------ SUPPLIED RECORDS
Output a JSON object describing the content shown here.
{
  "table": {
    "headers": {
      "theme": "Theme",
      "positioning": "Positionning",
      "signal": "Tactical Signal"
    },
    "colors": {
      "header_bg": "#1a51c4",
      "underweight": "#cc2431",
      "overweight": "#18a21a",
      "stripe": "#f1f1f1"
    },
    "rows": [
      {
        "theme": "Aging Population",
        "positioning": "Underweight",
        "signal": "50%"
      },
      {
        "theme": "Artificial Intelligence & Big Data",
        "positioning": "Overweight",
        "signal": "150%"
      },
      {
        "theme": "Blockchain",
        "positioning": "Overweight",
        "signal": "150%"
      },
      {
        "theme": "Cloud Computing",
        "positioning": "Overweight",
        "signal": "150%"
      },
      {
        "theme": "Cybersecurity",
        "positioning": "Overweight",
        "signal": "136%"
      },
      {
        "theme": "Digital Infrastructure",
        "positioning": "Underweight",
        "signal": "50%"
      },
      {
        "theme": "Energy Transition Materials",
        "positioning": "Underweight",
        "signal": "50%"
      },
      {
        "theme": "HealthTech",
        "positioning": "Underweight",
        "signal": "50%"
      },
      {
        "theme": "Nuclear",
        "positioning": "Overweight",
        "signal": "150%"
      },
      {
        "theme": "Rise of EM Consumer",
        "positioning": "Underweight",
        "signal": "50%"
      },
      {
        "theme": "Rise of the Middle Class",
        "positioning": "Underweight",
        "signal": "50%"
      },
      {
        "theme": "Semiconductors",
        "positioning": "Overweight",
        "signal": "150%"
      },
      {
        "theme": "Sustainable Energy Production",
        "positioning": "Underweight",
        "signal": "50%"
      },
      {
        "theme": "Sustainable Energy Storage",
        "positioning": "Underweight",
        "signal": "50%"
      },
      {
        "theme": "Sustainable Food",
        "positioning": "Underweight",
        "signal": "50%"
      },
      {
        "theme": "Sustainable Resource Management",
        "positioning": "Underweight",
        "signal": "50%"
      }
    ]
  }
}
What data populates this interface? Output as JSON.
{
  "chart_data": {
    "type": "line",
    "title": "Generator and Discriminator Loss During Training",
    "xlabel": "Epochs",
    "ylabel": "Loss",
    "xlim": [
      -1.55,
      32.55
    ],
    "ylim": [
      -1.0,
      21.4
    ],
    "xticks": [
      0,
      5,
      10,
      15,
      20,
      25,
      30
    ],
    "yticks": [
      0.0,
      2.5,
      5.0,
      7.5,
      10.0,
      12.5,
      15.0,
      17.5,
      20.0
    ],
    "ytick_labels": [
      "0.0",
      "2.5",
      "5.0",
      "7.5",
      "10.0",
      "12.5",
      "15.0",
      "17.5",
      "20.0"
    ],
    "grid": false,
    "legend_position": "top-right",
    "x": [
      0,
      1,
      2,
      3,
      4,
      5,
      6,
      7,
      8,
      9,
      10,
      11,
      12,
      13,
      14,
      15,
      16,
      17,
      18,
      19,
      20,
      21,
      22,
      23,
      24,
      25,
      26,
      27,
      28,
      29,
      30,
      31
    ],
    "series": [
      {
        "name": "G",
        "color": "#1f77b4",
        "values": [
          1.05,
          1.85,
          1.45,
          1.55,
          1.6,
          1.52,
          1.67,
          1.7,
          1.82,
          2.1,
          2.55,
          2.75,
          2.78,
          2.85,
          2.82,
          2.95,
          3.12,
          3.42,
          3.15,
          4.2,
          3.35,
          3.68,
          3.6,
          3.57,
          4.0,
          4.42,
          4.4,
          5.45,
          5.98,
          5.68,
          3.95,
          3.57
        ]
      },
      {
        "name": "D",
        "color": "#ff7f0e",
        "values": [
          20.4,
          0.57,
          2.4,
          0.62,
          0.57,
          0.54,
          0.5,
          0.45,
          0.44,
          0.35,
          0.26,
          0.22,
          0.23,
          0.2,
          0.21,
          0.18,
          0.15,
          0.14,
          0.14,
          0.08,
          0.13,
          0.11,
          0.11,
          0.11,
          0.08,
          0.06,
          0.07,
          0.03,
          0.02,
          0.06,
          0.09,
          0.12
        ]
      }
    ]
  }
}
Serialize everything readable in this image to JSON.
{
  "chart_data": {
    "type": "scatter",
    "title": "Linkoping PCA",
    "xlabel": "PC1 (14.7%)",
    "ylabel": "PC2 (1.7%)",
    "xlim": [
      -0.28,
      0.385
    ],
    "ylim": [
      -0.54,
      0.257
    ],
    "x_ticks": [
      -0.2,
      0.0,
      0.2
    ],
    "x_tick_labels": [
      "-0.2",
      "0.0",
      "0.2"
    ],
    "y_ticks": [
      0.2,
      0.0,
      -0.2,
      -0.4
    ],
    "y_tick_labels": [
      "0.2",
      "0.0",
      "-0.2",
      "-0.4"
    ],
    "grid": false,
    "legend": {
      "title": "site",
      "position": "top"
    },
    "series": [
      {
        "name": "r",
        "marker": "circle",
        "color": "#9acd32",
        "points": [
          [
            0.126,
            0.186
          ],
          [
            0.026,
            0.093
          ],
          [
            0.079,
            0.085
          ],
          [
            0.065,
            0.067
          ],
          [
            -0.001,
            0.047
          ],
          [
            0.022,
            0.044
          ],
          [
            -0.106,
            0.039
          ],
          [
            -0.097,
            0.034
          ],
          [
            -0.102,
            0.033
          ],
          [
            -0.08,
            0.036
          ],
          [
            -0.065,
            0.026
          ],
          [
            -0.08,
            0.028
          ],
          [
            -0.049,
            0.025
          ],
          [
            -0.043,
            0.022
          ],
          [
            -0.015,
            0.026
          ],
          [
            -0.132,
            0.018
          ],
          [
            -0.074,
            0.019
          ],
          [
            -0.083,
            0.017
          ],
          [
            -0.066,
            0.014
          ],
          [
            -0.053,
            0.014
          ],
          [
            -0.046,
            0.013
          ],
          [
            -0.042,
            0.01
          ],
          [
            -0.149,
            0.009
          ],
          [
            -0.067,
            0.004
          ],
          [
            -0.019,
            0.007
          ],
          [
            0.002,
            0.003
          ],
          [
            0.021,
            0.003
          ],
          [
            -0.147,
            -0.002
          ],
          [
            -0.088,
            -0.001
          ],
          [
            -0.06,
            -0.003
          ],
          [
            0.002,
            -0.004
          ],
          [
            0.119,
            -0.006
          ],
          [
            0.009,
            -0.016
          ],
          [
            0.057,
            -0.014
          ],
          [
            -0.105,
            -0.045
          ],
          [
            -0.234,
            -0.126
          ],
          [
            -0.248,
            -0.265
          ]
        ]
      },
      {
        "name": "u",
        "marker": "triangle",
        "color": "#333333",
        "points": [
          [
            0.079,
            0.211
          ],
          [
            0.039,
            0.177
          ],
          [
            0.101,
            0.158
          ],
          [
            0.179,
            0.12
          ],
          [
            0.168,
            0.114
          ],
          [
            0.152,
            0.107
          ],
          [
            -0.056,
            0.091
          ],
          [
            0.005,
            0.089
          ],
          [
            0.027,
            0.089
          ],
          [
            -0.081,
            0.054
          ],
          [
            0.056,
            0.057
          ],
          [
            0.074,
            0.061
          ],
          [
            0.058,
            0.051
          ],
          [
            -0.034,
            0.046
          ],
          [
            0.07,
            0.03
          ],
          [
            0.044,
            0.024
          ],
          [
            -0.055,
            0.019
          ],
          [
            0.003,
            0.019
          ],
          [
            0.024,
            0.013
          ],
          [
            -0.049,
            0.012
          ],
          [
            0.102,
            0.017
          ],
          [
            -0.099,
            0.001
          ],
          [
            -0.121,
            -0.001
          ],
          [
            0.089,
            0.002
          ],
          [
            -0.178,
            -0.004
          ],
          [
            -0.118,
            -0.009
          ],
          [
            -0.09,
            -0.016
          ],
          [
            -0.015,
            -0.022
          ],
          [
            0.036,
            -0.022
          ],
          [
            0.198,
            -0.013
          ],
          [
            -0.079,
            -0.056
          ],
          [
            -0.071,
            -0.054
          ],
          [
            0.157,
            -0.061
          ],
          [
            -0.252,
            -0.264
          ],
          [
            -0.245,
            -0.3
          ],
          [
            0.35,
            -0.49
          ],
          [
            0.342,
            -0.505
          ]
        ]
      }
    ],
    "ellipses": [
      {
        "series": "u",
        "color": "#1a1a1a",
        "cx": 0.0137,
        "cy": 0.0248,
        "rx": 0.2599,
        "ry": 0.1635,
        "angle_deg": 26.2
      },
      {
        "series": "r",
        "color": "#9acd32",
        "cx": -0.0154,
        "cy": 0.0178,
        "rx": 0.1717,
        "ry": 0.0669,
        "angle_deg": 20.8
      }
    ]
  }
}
------------
### WRITTEN TASK
Copy each line of the preceding data that contains the string "JSON".

### EXERCISE OUTPUT
Output a JSON object describing the content shown here.
What data populates this interface? Output as JSON.
Serialize everything readable in this image to JSON.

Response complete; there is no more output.